Collection entries
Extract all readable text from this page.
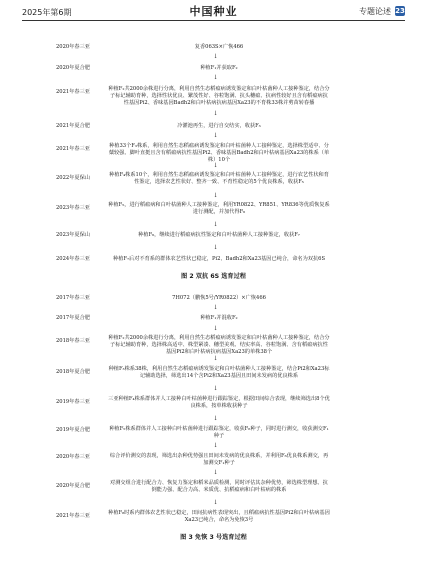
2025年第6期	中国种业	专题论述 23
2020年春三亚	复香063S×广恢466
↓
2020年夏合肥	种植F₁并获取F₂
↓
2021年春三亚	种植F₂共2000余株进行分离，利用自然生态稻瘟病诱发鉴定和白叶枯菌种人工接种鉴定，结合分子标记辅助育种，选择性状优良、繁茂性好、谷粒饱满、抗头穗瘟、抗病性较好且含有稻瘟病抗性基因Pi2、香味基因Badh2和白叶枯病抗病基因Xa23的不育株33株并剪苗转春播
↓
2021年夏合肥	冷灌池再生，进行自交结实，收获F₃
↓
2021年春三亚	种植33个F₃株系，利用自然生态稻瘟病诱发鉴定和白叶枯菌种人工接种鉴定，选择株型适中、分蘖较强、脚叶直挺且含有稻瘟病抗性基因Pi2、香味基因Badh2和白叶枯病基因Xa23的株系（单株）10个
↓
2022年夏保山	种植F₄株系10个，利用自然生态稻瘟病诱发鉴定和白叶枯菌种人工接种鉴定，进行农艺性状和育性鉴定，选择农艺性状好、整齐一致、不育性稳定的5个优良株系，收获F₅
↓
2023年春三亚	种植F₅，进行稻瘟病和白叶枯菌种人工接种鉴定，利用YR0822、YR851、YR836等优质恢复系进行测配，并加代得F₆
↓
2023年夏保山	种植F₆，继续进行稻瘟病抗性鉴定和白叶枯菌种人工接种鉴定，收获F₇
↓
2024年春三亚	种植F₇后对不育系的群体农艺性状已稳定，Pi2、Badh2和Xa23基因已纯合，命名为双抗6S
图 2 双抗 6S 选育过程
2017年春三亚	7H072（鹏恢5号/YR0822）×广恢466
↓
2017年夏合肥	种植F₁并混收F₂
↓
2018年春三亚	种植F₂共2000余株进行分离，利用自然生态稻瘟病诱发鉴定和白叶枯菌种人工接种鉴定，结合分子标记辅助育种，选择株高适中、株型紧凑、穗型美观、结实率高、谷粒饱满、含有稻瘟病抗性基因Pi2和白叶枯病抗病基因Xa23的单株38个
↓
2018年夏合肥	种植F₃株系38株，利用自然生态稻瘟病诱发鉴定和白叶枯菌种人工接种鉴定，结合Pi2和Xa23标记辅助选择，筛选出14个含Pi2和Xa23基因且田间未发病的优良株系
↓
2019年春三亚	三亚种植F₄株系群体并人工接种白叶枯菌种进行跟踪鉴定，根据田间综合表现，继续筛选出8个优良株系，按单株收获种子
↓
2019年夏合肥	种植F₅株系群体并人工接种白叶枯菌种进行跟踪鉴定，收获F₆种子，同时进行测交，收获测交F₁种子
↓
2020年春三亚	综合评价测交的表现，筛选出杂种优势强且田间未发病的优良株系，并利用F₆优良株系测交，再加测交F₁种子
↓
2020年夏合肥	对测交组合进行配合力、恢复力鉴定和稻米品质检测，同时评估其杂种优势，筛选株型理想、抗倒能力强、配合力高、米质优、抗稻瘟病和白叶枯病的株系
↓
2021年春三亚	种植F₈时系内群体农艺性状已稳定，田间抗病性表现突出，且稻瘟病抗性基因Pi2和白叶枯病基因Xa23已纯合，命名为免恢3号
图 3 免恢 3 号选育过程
...
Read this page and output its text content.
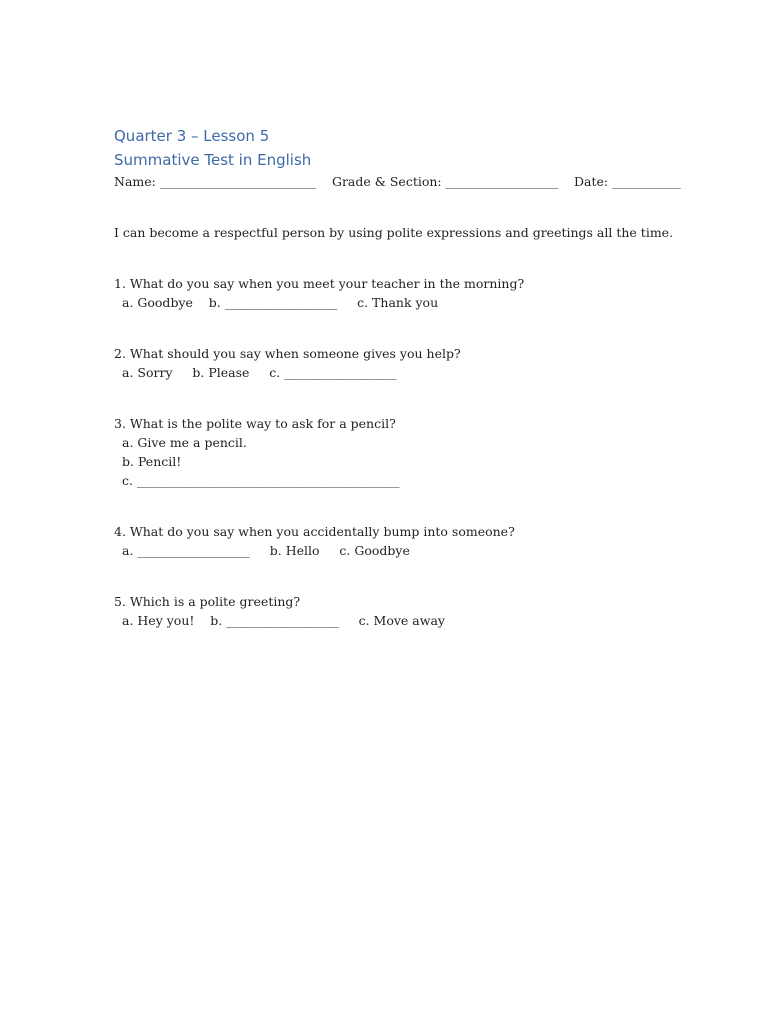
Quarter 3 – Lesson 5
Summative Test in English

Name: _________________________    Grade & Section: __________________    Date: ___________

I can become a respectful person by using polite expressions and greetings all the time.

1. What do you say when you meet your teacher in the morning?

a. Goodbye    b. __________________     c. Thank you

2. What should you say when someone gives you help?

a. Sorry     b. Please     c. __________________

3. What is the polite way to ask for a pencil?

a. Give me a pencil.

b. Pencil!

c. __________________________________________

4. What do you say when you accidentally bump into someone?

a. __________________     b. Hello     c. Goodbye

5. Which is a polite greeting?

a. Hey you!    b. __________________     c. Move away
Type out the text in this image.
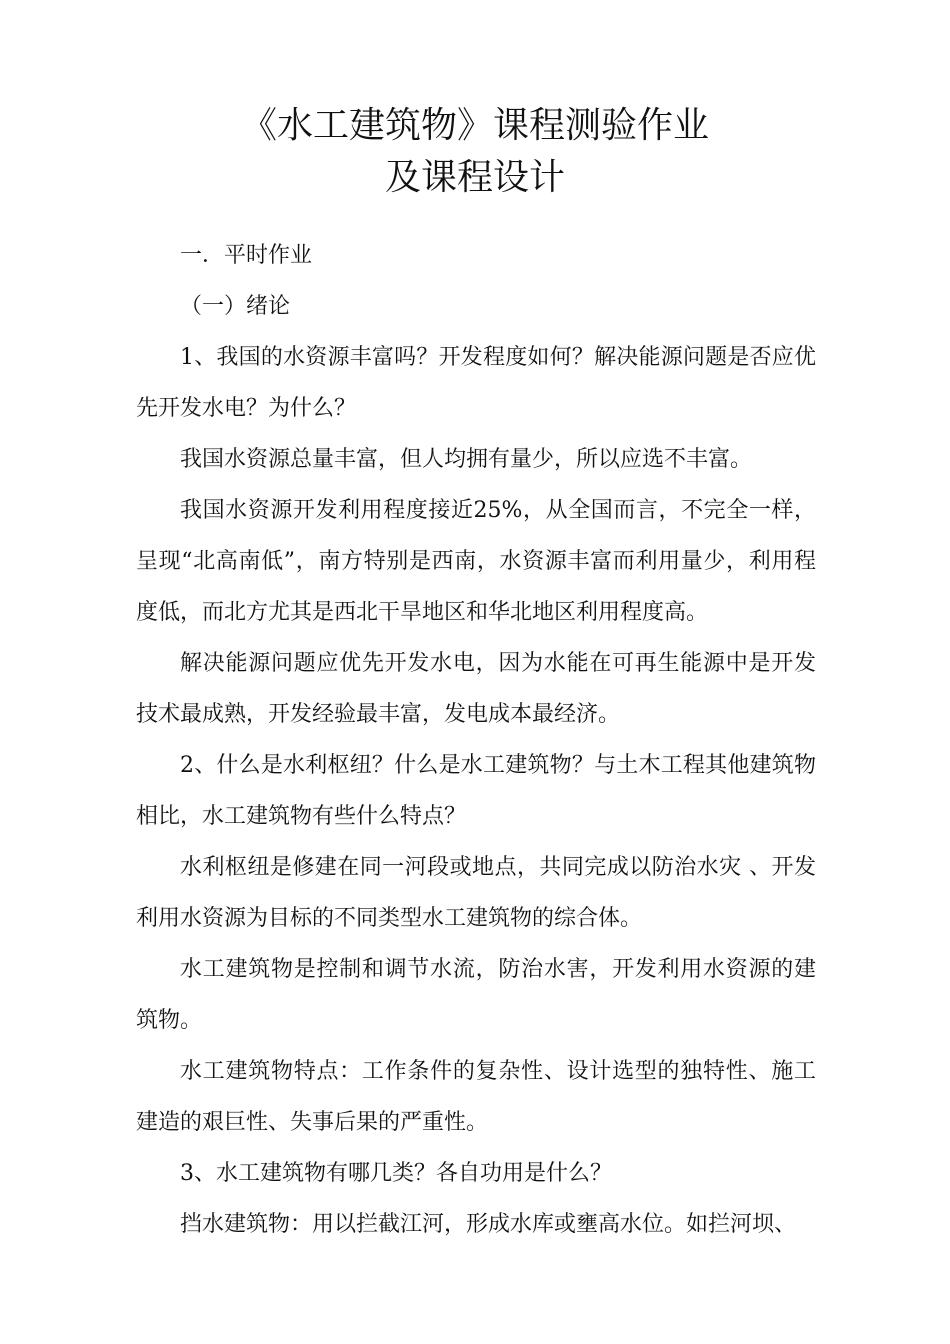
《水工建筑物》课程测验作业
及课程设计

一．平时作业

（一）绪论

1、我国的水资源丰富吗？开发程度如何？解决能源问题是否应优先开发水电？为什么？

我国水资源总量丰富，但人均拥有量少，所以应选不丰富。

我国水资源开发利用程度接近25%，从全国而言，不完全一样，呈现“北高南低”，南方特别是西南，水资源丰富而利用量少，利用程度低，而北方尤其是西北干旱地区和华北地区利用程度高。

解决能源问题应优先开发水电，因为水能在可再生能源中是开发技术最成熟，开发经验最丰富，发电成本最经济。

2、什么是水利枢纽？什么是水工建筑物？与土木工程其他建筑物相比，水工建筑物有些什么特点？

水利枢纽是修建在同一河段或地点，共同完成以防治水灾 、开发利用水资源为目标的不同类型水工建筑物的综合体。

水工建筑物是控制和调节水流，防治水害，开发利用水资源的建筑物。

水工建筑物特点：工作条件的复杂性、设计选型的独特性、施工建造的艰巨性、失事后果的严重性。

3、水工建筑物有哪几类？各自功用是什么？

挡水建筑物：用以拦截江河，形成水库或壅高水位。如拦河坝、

Task description
Copy out every line where the word "Goodbye" occurs.

Answer to the problem
a. Goodbye    b. __________________     c. Thank you
a. __________________     b. Hello     c. Goodbye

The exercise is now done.